------ RECORDS FOR THIS EXERCISE ------
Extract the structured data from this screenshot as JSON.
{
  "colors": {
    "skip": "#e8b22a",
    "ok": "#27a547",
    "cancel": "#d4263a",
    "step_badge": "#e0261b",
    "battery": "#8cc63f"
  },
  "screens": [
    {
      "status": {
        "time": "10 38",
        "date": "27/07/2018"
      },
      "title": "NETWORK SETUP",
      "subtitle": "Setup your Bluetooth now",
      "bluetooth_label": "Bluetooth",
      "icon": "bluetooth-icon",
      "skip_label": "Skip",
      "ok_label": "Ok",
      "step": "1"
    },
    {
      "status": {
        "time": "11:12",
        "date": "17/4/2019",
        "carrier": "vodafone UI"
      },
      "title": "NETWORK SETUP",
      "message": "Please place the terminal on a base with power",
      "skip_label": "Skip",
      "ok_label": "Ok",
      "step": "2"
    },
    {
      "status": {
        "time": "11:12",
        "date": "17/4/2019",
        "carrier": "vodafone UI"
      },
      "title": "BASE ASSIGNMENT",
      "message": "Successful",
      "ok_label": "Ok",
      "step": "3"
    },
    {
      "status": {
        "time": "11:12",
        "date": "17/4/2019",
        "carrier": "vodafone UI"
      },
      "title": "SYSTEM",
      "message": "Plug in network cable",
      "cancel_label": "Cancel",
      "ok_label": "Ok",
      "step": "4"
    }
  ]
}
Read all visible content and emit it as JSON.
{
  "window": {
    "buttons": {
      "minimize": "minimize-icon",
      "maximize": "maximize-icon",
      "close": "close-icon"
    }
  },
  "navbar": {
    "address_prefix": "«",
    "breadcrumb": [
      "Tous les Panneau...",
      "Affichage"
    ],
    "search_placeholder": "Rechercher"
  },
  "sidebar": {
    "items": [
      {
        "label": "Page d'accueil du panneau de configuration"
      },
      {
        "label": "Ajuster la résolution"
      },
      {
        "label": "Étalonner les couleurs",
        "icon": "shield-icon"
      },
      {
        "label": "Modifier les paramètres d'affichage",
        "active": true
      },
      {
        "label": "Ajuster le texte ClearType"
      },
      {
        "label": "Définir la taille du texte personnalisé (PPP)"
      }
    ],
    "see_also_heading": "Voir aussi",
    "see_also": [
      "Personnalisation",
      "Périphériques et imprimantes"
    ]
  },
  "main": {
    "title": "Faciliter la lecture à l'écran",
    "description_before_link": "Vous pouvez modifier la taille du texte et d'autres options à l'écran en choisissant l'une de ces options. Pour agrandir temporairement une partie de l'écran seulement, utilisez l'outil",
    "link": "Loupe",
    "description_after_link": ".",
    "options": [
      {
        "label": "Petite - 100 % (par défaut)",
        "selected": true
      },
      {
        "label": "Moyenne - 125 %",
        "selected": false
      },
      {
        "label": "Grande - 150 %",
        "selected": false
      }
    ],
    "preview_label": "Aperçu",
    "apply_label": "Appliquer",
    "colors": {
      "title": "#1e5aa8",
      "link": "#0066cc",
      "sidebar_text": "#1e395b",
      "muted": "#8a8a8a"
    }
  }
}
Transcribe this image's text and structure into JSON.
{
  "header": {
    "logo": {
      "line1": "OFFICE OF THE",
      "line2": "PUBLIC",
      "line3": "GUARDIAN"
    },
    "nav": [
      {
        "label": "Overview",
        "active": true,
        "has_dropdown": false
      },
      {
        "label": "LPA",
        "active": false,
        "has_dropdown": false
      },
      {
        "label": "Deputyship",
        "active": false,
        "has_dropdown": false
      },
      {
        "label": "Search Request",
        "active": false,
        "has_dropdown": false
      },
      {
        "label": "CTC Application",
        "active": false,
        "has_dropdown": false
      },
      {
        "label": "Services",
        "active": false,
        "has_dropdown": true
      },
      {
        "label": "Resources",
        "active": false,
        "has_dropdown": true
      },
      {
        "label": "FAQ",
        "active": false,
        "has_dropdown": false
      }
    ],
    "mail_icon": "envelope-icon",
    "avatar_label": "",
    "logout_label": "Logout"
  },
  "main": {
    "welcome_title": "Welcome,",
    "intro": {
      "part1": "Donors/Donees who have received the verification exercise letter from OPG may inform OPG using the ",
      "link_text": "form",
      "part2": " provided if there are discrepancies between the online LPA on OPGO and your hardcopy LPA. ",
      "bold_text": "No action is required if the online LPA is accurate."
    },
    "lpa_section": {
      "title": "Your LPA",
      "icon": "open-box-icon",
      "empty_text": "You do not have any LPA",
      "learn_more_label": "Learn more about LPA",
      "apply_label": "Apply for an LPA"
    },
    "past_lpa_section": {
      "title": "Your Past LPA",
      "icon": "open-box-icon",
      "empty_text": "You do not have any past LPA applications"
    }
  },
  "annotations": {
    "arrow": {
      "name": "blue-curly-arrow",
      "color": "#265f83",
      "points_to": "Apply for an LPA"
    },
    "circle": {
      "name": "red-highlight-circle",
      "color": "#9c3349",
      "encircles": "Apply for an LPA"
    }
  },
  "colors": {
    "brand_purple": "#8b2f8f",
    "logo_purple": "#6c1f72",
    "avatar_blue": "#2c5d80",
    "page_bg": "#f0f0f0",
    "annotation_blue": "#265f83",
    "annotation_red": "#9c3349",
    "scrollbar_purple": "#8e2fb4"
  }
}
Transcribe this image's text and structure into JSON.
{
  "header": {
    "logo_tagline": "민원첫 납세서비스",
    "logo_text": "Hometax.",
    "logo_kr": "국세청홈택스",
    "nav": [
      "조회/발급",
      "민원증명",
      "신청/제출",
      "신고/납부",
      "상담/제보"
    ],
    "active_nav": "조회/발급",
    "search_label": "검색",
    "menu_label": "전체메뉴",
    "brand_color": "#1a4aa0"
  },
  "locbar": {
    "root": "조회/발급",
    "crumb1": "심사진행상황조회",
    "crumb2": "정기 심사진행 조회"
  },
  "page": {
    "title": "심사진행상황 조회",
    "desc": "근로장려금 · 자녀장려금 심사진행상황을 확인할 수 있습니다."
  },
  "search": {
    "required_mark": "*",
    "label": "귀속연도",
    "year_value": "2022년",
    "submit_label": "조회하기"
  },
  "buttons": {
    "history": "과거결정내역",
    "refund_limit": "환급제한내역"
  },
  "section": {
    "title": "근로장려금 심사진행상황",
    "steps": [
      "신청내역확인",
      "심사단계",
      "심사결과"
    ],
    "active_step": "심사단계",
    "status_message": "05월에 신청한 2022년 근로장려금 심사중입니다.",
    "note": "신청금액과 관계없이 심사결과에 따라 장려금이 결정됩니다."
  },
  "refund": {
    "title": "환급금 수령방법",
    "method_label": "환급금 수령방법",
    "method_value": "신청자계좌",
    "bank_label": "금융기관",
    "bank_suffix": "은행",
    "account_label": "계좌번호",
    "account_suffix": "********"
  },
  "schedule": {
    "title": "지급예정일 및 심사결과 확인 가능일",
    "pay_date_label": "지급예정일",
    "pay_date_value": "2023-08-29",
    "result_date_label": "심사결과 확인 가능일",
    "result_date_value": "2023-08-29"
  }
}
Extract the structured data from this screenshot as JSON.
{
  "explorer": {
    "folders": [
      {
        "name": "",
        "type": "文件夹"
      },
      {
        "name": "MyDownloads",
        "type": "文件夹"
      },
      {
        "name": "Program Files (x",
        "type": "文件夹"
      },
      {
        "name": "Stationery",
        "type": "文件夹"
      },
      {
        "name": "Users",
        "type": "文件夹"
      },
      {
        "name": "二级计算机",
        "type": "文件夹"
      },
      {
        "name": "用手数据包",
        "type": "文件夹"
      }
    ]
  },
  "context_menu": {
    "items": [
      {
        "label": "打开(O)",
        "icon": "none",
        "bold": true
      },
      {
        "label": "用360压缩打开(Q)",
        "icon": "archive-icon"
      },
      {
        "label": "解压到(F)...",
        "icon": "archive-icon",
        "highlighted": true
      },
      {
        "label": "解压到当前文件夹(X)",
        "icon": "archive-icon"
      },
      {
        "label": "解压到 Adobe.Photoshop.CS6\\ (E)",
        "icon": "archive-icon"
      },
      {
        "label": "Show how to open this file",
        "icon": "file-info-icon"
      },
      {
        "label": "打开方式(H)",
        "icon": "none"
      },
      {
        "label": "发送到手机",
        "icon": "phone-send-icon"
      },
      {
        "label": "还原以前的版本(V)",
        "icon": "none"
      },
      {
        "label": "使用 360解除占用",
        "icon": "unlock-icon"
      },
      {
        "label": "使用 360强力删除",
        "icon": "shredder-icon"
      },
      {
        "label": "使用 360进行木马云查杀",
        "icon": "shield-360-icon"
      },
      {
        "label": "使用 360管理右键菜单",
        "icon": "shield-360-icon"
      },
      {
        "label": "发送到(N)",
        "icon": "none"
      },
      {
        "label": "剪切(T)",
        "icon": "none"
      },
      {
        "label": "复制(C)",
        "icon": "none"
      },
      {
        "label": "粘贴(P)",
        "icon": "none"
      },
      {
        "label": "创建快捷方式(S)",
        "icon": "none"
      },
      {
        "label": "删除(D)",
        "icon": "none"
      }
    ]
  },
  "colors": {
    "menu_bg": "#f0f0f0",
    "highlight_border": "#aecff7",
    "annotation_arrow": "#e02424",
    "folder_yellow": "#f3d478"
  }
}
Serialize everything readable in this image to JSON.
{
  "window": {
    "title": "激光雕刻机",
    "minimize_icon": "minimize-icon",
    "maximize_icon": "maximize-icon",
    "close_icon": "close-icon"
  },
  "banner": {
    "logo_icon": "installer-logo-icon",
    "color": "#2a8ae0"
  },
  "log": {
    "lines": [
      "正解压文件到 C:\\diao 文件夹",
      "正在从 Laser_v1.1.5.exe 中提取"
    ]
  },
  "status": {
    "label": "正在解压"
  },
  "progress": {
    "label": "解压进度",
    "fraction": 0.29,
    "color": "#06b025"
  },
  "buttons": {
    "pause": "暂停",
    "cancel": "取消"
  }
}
------
• _TASK TO COMPLETE_: Select all lines in the listing above where the word "true" appears, and show them.

• _SOLVED PROBLEM_:
        "active": true
        "selected": true
        "active": true,
        "has_dropdown": true
        "has_dropdown": true
        "bold": true
        "highlighted": true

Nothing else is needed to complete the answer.